Aplica lo leído:
1 - Enumera los elementos que el texto sobre la quiebra de lo común señala como vinculados sociológicamente a la derecha en la misma oración.
2 - Según el texto sobre la quiebra de lo común, ¿dónde dicen belgas y suizos que se encuentra la comunión de su país?
3 - Prolonga el texto sobre la quiebra de lo común a partir de su última oración.

Texto de lectura:
#####

Recientemente tuve la suerte de compartir copas con una voz autorizada de la izquierda- izquierda de nuestro país (y no me refiero al PSOE). En un momento, la conversación nos llevó a discutir sobre el hipotético trato que se otorgaría a una persona de profundas convicciones religiosas y conservadoras en un hogar de la nueva izquierda. Y, asimismo, cómo se recibiría a un activista LGTBI por parte de un diputado de VOX.
Más allá del alcance de la pluralidad y apertura de las distintas Españas este discurso muestra un problema que atraviesa de norte a sur Europa: ¿dónde ha quedado lo común? Parece que, con honrosas excepciones, los elementos de unidad social tanto simbólicos como incluso lingüísticos se han ido quebrando. Belgas y suizos dicen divertidos a menudo que la comunión del país se encuentra en Les Diables Rouges y la Nati (sus selecciones nacionales de balompié) respectivamente. En España, se denuncia con frecuencia que los elementos representativos de lo común los ha patrimonizalizado la derecha. Y la derecha denuncia el desdén de la izquierda hacia todo aquello que nos debería unir. Ciertamente, el toro, la rojigualda o la corona son elementos vinculados sociológicamente a la derecha. Incluso el otro día oí que seguir a Rafa Nadal es de derechas. Tal vez Spain is different, pero os sorprendería comprobar como este tipo de debates se dan con mayor o menor intensidad también en otros países europeos.
La quiebra de lo común va más allá de lo simbólico. La cosmovisión autonomista en la que confluyen muchos movimientos progresistas se está volviendo hegemónica en muchas instituciones sociales vitales para el desarrollo de un país. En este sentido, la noción de ciudadanía no se construye sobre los mínimos comunes denominadores imprescindibles para la convivencia, sino que a menudo ha adoptado criterios maximalistas imposibles de aceptar por cosmovisiones alternativas. En el momento, por ejemplo, que la escuela pública adopta ciertos enfoques teóricos contrarios a una cosmovisión, los adeptos a esta cosmovisión se sentirán excluidos del modelo público común. Siendo aún más claros, a modo de ejemplo, observamos en materia educativa el debate relativo a la educación sexual: para algunos es una educación con fines simplemente sanitarios y moralmente neutra, para otros puede ser directamente contraria al ADN de sus convicciones. Choques similares vemos en otras instituciones como los hospitales con las discrepancias relativas a la objeción de conciencia de algunos profesionales sanitarios para ejercer algunas intervenciones que para una parte de la población son moralmente neutras, y por la otra son brutalmente contrarias a sus principios.

#####

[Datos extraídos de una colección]

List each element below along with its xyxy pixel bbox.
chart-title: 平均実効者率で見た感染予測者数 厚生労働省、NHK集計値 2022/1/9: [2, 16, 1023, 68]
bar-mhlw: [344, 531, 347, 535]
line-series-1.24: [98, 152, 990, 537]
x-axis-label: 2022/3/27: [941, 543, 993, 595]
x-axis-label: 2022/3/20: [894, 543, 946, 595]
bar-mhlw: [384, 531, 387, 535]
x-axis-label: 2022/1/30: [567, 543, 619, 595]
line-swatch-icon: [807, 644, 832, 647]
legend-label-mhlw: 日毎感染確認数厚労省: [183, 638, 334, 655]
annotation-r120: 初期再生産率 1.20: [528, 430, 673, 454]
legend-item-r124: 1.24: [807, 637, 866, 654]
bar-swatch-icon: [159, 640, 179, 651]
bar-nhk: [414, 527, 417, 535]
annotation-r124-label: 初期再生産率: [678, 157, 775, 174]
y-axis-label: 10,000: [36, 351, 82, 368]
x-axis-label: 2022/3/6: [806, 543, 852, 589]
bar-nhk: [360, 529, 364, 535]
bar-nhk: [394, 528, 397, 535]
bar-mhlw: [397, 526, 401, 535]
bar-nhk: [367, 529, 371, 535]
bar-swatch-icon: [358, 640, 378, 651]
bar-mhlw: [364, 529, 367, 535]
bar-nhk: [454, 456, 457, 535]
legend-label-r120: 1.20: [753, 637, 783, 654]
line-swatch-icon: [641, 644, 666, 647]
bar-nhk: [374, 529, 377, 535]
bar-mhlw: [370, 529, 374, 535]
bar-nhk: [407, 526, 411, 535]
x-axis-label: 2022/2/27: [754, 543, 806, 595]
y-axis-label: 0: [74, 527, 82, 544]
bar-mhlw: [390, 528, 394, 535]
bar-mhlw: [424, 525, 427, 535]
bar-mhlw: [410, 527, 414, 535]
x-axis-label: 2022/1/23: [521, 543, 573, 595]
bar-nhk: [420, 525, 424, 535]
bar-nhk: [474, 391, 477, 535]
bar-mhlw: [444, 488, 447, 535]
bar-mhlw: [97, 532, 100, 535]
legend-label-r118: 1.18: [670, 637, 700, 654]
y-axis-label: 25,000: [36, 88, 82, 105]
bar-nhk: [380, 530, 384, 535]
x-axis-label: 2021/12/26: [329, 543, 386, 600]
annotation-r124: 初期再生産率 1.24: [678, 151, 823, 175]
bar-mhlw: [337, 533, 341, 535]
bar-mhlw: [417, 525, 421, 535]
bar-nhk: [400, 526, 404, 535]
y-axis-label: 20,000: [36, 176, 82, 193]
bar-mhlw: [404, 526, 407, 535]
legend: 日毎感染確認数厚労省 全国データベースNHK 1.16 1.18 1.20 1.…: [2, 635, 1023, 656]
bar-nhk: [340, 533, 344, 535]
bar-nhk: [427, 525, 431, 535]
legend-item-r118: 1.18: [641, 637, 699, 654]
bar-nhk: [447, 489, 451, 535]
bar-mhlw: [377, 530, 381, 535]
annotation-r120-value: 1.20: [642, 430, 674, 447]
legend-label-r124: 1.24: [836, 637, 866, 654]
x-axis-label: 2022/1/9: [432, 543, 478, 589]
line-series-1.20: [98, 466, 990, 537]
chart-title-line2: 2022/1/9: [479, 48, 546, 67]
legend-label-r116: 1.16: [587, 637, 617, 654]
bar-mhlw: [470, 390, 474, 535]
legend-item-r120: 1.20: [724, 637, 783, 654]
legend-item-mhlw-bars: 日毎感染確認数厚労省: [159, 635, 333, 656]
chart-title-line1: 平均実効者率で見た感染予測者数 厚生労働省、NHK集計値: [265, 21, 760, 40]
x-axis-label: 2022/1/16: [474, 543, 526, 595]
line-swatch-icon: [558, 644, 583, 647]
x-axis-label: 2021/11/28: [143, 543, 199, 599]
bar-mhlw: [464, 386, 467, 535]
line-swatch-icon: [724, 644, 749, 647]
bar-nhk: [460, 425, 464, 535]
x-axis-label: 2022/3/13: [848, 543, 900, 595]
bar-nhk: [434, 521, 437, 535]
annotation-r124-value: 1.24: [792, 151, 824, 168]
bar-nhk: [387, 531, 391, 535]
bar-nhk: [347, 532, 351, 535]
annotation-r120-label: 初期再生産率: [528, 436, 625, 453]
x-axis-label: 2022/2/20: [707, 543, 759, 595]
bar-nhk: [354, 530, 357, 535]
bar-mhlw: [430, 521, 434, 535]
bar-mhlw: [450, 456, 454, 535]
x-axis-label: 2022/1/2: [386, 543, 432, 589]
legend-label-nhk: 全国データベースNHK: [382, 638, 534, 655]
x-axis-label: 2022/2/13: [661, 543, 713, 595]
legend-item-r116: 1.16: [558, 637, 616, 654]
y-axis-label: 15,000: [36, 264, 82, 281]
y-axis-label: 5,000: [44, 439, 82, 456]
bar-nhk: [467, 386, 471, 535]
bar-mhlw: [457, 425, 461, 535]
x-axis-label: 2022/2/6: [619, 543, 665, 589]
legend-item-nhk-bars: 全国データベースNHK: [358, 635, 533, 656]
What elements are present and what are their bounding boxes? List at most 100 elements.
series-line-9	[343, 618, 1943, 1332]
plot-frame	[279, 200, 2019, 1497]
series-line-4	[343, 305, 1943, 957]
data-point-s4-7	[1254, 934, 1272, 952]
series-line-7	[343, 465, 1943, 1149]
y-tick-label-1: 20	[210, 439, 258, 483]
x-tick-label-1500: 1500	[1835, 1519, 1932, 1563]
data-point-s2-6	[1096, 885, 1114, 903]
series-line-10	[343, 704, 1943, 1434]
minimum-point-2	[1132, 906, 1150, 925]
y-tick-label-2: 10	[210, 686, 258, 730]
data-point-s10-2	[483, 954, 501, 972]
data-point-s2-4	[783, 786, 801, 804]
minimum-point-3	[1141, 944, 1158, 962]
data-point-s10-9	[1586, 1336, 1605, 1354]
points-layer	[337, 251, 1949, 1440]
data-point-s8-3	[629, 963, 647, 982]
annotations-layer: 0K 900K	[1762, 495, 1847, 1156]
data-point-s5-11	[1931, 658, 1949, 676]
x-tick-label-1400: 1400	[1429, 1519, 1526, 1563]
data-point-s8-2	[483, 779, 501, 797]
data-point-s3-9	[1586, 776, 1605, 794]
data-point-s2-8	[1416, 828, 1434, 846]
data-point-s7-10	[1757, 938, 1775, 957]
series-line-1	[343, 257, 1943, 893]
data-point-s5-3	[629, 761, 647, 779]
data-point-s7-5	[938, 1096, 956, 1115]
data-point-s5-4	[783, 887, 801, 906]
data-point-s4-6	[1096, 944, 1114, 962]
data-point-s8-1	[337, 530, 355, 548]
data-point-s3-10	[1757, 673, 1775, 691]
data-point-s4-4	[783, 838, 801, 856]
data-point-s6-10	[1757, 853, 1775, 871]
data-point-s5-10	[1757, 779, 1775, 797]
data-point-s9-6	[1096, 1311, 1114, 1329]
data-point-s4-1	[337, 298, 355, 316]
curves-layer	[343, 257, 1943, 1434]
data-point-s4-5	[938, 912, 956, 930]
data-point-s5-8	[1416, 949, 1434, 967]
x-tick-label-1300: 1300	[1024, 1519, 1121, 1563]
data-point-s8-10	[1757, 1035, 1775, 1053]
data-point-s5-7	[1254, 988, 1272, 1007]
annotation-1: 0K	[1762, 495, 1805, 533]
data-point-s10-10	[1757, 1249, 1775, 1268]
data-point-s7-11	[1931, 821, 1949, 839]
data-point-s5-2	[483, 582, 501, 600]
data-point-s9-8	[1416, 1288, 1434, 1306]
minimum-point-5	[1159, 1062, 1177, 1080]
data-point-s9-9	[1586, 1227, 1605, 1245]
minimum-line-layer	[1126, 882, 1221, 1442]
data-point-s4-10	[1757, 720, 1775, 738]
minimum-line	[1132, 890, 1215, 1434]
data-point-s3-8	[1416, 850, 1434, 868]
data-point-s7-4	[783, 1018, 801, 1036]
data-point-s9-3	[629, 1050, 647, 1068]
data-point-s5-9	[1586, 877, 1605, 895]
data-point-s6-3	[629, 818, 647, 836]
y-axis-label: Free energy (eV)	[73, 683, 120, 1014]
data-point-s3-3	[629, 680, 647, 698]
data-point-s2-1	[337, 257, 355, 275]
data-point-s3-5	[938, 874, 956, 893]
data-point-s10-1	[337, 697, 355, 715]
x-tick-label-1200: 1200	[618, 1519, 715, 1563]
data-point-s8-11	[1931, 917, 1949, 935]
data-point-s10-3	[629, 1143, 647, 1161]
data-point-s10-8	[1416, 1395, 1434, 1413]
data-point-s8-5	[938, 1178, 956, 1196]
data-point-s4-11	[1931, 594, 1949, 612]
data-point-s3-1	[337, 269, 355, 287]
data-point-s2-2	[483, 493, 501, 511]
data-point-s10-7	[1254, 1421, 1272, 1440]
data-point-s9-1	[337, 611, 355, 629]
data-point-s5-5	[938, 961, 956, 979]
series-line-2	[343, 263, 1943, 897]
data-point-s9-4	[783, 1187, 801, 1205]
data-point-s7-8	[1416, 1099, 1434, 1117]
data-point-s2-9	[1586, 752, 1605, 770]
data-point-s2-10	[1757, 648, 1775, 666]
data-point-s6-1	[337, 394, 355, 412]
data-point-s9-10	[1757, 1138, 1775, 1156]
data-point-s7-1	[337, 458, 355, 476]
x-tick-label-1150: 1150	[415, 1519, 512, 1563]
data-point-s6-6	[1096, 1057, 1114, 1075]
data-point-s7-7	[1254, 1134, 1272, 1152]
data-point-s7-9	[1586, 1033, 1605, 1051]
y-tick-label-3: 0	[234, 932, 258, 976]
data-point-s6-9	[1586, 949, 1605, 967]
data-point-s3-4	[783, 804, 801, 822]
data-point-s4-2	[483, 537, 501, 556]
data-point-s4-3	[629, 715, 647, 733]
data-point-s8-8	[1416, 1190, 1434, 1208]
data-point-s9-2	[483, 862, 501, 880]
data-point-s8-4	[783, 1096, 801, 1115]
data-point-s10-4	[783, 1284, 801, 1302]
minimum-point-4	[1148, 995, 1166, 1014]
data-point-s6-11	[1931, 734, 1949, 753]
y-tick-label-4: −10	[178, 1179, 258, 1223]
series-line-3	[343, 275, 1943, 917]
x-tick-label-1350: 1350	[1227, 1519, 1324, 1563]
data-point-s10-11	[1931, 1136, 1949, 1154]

#####

Respuestas por tarea:
1 - El toro, la rojigualda y la corona.

2 - En Les Diables Rouges y la Nati, sus selecciones nacionales de balompié.

3 -
Ya sea por el frenetismo de este momento que nos ha tocado vivir, o por la lucha subrepticia en nombre de nuevas hegemonías culturales, incluso el lenguaje se ha impuesto como una nueva tapia de lo común. No solo es complicado seguir al día el ingenio inventivo de nuevas categorías post-modernas, sino que el lenguaje políticamente es un coto cada vez más exclusivo. Así, las categorías para discutir lo común se desquebrajan destruyendo lo que nos permite pensar y discutir conjuntamente lo que es de todos.
¿Qué une a la ciudadanía? ¿Qué elemento más allá del amor transversal por la tortilla de patata y el buen tiempo une a los españoles? Más allá de los destrozos que se han cometido en nombre de la patria, la patria permite una visión allá de nuestro propio ego en torno a la visión de un proyecto compartido. Séneca decía que “Ninguno ama a su patria porque es grande, sino porque es suya.” No obstante, si los elementos que permiten que esta patria sea “nuestra” y “tuya” son cada vez más restrictivos ¿Bajo qué pretexto pueden unirse y recibirse los dispares compañeros de mesa? ¿Cómo coseremos un proyecto común que nos permita avanzar a todos?